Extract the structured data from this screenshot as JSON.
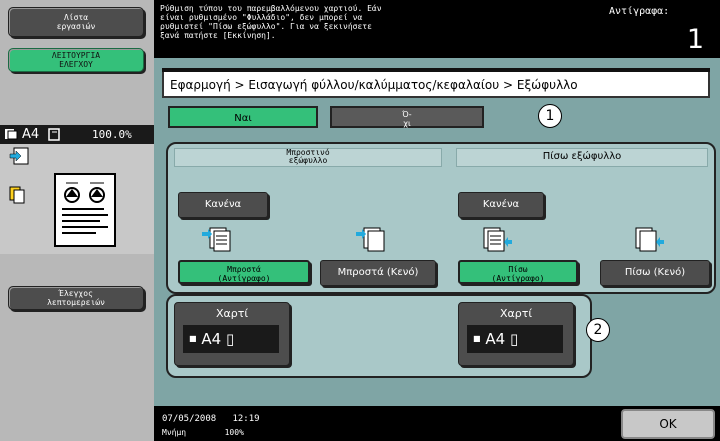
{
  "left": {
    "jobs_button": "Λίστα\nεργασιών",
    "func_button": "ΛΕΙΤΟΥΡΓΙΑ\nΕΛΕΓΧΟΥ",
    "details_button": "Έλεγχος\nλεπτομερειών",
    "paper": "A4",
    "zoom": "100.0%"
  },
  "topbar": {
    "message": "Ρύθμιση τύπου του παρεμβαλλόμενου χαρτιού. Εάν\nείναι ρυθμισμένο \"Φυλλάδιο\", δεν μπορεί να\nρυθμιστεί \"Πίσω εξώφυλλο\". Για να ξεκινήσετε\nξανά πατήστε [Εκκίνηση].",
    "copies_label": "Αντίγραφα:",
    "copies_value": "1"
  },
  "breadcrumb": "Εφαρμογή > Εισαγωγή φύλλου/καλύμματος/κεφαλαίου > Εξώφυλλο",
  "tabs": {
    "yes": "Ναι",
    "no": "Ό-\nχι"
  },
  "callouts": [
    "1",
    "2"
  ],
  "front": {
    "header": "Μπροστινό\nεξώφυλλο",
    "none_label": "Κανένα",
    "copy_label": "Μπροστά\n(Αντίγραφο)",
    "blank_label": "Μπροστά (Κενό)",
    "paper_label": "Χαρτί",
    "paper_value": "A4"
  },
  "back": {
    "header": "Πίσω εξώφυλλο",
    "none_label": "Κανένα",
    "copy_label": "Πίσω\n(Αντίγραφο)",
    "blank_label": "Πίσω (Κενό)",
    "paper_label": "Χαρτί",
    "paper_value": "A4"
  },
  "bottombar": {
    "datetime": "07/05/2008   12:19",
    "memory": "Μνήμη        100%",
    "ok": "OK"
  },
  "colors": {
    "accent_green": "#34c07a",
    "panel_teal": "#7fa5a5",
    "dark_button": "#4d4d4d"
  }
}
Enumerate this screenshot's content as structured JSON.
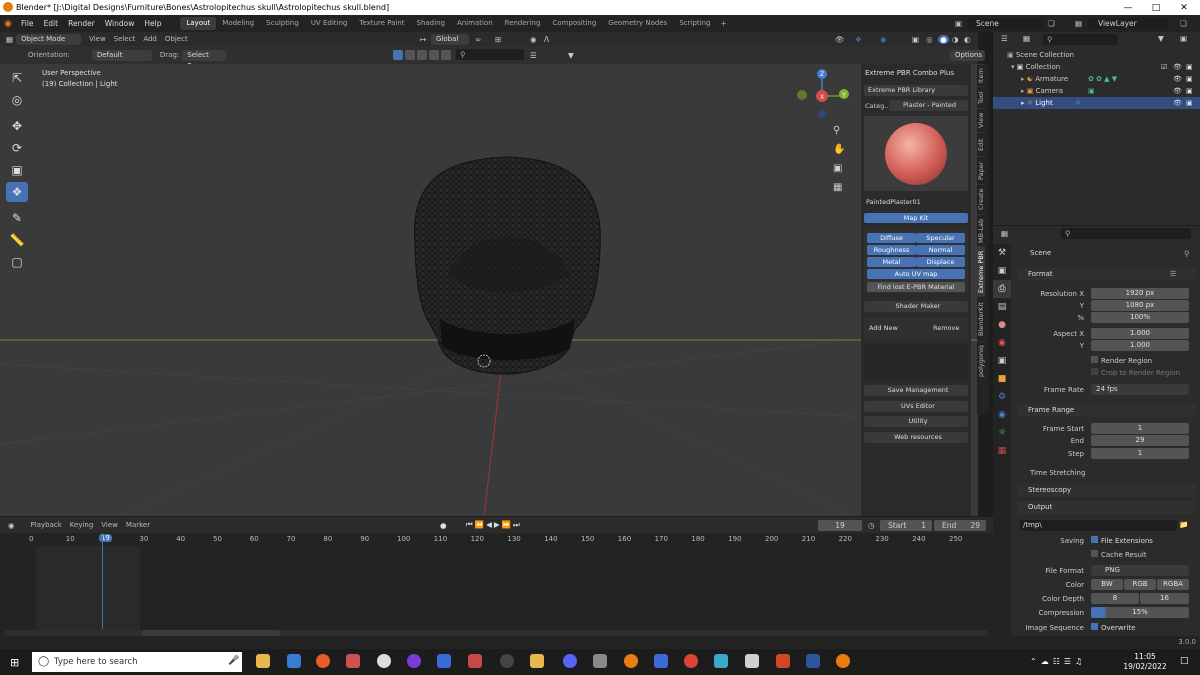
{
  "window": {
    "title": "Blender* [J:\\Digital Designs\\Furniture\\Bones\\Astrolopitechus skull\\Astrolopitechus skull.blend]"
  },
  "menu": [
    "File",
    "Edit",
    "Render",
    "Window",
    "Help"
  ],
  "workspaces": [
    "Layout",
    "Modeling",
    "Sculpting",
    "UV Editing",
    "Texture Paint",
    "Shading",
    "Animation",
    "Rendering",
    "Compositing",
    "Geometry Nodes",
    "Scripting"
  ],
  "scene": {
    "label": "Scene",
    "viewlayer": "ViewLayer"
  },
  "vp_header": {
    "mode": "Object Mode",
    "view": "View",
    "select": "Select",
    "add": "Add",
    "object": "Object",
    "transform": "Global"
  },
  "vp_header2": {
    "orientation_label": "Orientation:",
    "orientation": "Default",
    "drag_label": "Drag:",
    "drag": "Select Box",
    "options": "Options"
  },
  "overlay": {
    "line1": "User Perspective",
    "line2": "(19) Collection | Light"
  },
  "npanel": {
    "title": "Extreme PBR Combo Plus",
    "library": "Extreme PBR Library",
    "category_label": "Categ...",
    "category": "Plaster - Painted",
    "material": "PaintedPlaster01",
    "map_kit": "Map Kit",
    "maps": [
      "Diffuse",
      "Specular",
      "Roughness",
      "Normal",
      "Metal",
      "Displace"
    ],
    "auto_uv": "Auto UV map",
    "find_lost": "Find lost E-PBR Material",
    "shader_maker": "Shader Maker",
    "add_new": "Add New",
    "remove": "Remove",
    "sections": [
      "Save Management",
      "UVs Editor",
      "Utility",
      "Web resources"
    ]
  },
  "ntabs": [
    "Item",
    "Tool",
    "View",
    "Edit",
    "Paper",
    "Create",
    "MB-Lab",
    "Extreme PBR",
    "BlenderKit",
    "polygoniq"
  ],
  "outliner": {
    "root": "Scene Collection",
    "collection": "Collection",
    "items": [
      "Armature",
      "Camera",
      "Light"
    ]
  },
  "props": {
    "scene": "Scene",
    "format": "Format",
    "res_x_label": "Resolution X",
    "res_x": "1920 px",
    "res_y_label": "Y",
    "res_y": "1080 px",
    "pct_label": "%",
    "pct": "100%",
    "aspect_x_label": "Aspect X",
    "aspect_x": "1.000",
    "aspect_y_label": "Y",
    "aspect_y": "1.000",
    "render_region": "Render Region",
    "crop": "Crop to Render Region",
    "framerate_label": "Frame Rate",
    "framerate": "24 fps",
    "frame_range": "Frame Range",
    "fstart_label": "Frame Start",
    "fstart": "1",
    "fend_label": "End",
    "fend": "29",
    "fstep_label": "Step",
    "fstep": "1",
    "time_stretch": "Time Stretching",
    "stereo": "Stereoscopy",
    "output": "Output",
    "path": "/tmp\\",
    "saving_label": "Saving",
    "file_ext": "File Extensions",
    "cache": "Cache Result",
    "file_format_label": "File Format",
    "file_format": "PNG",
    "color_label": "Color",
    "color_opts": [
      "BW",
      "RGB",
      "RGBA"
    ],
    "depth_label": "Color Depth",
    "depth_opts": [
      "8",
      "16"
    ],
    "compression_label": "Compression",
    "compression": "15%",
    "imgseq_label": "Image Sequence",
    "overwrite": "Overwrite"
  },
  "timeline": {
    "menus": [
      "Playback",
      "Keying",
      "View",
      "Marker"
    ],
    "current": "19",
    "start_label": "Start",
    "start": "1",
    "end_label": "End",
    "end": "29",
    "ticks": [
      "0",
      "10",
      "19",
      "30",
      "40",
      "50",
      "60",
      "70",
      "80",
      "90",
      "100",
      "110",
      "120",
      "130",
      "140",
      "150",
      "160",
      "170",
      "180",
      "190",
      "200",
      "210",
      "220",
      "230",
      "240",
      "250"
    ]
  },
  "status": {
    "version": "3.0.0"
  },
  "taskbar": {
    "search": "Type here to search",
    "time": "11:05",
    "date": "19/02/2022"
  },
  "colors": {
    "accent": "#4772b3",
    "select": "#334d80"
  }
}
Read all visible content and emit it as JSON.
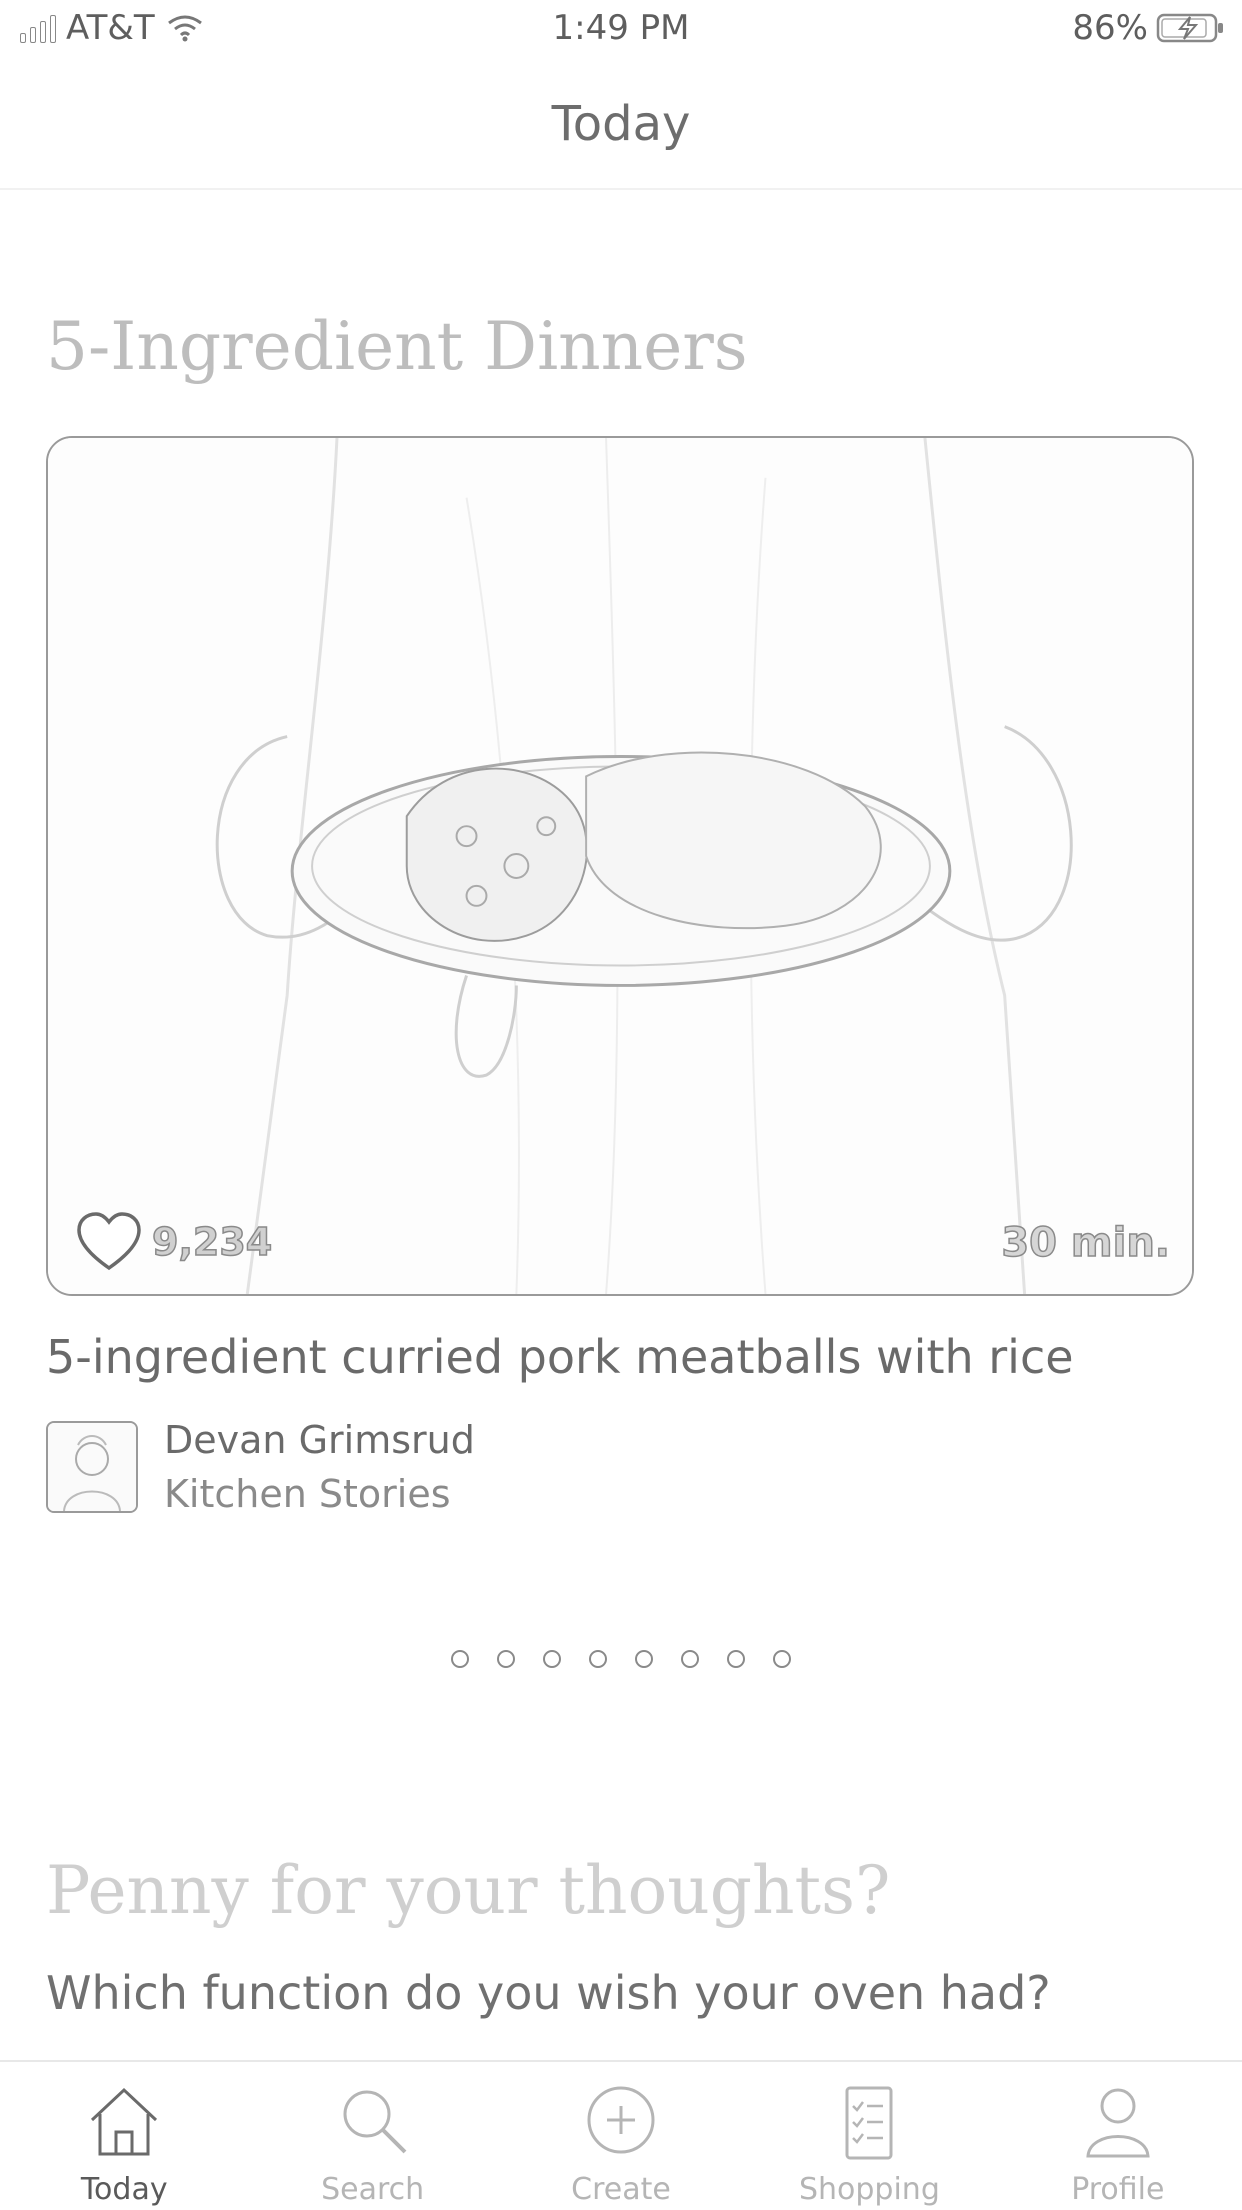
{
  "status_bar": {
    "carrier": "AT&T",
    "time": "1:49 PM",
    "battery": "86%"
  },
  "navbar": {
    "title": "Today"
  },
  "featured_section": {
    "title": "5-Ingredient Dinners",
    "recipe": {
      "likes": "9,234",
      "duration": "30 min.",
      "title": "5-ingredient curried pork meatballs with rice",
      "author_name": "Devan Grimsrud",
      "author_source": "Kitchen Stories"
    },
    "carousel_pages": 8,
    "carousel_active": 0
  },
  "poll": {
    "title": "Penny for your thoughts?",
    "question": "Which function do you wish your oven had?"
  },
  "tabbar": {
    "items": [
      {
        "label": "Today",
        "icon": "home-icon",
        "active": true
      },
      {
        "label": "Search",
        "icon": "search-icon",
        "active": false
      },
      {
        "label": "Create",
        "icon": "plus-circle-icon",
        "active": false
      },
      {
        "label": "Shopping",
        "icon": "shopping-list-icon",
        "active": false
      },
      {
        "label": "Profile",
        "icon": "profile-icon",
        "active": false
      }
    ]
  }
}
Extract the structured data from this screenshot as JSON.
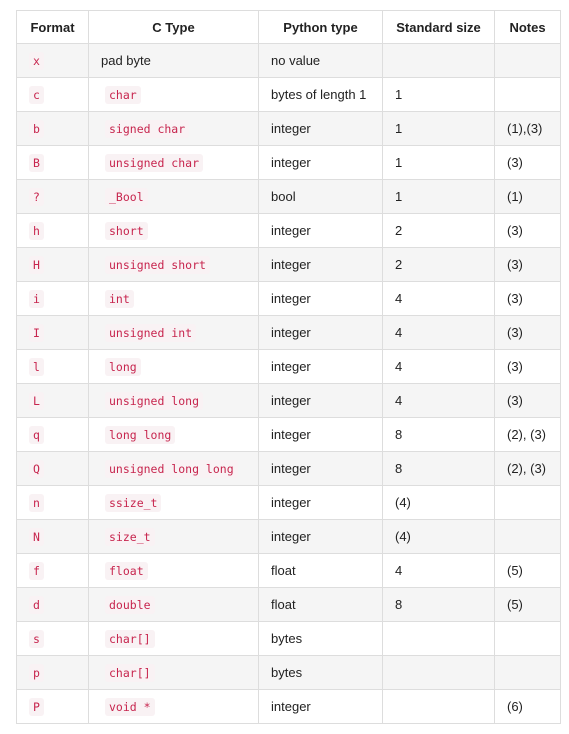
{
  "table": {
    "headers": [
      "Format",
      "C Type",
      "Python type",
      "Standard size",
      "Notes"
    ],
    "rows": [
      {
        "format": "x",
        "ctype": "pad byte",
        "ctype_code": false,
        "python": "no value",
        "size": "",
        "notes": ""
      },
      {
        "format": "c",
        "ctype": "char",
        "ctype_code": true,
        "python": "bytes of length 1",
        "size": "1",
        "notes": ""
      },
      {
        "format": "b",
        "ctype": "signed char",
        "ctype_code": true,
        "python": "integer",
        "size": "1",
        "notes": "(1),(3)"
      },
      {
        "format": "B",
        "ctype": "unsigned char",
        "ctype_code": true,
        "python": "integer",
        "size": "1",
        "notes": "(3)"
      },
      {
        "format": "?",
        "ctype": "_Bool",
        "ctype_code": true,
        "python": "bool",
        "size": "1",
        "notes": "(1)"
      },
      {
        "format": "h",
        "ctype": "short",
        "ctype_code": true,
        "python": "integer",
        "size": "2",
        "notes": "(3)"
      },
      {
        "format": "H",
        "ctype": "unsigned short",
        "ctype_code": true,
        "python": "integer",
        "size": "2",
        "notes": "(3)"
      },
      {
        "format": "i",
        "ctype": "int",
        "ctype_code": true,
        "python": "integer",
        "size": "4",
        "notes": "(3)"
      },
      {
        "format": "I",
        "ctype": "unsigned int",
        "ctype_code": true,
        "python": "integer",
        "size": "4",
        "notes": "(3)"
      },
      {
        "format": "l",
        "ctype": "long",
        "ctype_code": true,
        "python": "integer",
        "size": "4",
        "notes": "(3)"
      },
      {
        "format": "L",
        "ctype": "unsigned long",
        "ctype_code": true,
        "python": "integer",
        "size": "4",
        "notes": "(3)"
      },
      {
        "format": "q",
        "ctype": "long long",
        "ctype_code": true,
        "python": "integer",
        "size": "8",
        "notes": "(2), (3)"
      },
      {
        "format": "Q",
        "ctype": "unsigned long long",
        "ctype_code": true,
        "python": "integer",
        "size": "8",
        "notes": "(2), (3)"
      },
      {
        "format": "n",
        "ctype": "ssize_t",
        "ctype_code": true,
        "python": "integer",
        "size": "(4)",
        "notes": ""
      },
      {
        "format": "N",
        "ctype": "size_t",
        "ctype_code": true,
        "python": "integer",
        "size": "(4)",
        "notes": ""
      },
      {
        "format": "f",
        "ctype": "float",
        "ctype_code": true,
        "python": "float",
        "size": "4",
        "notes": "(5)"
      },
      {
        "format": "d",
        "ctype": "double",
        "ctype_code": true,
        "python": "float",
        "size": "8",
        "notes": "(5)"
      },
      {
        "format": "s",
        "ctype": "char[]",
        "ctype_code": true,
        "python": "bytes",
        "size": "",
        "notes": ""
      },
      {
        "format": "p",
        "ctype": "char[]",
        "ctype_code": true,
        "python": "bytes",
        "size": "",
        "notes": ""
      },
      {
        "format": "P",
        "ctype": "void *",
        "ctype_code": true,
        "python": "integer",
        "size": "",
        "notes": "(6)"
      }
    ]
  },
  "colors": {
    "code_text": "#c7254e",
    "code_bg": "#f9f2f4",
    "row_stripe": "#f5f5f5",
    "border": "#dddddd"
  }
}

────

Extract from the data every line where "long" shows up.

• Result of this exercise:
        "ctype": "long",
        "ctype": "unsigned long",
        "ctype": "long long",
        "ctype": "unsigned long long",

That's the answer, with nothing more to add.